** start of Available data **

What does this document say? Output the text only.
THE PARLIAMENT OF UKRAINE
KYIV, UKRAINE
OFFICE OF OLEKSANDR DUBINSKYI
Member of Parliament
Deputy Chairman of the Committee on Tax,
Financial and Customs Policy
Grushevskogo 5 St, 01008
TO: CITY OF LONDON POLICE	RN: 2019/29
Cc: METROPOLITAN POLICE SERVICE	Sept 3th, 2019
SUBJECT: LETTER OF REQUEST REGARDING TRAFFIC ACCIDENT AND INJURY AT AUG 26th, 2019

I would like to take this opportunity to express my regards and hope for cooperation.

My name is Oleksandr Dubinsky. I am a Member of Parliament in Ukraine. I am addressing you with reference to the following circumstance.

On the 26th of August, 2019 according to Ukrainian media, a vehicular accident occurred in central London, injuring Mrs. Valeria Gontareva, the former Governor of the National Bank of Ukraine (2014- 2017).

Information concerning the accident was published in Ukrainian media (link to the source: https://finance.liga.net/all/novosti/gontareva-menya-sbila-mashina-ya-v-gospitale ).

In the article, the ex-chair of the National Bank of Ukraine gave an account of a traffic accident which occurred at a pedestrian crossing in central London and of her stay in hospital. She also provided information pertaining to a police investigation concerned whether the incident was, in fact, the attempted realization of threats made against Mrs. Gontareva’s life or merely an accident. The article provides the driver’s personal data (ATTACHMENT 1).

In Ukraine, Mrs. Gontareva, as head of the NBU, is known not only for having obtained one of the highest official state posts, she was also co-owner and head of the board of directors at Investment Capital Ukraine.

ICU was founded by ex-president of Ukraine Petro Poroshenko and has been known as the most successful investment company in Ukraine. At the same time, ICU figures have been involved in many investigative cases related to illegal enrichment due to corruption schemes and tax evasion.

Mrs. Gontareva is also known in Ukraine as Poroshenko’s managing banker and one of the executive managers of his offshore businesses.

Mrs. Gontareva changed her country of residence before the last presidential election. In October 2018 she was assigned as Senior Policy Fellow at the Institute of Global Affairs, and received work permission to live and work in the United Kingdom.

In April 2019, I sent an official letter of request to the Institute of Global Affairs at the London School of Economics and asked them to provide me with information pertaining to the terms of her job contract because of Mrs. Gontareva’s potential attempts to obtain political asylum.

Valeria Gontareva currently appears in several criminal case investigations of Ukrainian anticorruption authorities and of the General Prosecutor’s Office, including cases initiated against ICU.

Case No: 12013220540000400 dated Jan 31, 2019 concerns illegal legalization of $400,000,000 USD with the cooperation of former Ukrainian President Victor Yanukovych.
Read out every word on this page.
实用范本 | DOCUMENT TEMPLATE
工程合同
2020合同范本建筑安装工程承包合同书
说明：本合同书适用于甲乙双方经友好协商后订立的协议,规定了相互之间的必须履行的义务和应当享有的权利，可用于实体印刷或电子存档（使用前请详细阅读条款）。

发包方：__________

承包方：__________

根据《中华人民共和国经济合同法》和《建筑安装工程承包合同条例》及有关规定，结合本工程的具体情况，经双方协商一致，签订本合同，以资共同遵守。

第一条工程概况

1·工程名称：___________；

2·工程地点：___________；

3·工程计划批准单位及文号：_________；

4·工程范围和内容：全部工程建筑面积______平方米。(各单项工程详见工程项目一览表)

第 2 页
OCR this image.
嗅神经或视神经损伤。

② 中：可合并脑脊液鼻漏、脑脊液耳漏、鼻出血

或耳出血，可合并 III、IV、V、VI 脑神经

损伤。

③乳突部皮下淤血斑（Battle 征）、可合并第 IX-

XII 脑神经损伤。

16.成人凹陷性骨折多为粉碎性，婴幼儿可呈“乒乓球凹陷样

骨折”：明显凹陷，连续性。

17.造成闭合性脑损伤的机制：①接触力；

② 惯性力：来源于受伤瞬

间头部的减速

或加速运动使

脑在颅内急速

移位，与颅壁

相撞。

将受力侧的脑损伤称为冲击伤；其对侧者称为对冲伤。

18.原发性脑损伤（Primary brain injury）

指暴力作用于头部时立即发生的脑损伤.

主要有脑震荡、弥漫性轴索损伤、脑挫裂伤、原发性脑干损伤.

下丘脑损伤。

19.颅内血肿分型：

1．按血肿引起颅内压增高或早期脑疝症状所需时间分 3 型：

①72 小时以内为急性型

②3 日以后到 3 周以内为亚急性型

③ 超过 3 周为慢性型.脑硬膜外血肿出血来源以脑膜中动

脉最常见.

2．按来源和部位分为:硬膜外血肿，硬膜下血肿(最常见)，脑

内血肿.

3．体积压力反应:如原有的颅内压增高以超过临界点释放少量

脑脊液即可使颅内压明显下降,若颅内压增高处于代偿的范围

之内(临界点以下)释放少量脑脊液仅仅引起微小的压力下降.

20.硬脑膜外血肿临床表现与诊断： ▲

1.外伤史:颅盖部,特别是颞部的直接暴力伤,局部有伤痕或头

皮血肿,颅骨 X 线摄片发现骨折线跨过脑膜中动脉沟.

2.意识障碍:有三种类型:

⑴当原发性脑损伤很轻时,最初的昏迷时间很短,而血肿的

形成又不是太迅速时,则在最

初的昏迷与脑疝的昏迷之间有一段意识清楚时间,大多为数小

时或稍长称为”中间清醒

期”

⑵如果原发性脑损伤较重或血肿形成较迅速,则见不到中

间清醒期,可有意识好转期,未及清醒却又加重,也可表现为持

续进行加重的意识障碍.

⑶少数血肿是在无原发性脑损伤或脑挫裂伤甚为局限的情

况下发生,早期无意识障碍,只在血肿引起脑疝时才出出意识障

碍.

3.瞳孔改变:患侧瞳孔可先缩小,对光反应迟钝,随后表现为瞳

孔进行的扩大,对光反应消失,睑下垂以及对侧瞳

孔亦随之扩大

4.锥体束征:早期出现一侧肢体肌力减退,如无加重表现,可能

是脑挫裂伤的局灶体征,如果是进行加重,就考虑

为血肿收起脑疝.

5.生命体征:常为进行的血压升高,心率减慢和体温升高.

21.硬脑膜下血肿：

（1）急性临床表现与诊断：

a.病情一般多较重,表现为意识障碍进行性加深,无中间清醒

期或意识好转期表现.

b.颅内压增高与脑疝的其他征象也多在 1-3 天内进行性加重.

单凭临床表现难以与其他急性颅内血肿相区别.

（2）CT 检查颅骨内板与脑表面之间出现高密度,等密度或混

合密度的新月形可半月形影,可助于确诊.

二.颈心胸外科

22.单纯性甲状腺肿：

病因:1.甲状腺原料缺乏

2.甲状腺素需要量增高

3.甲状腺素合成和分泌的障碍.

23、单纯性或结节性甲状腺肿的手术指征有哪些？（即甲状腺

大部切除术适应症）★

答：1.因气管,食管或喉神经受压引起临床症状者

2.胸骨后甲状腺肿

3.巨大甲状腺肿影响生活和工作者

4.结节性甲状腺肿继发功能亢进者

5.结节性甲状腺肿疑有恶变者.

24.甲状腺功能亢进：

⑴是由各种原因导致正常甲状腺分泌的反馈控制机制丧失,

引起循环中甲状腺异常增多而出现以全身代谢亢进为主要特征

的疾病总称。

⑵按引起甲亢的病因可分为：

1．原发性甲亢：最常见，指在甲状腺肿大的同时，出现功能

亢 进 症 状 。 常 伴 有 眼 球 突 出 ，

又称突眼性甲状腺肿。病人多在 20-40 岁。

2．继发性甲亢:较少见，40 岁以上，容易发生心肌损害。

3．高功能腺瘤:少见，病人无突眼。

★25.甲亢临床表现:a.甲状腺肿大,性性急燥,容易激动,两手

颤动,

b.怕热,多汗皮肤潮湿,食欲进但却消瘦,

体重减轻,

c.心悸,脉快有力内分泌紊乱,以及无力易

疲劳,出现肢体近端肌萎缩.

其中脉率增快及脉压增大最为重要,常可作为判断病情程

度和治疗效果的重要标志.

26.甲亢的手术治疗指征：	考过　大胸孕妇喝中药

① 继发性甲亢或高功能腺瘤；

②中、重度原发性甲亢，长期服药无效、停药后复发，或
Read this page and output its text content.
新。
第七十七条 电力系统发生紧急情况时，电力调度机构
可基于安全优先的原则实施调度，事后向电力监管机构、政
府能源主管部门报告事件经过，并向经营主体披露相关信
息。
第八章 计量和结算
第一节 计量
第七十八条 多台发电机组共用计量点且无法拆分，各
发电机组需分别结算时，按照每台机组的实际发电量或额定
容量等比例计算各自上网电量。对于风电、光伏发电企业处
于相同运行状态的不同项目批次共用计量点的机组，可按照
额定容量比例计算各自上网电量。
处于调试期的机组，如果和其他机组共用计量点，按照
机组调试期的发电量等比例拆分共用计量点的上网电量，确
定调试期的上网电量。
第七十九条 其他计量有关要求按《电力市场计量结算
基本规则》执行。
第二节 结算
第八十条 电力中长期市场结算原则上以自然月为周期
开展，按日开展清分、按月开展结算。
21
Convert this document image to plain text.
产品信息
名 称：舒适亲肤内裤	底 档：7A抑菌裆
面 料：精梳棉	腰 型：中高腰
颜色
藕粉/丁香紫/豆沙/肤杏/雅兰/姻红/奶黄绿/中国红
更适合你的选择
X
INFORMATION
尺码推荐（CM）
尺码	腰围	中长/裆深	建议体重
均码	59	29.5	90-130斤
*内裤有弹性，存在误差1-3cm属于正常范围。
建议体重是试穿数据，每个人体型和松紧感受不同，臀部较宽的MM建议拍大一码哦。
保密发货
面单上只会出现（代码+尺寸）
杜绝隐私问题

** end of Available data **

What is required:
In the records above, how many lines contain the word "known"? Give the number alone.

Answer to this task:
3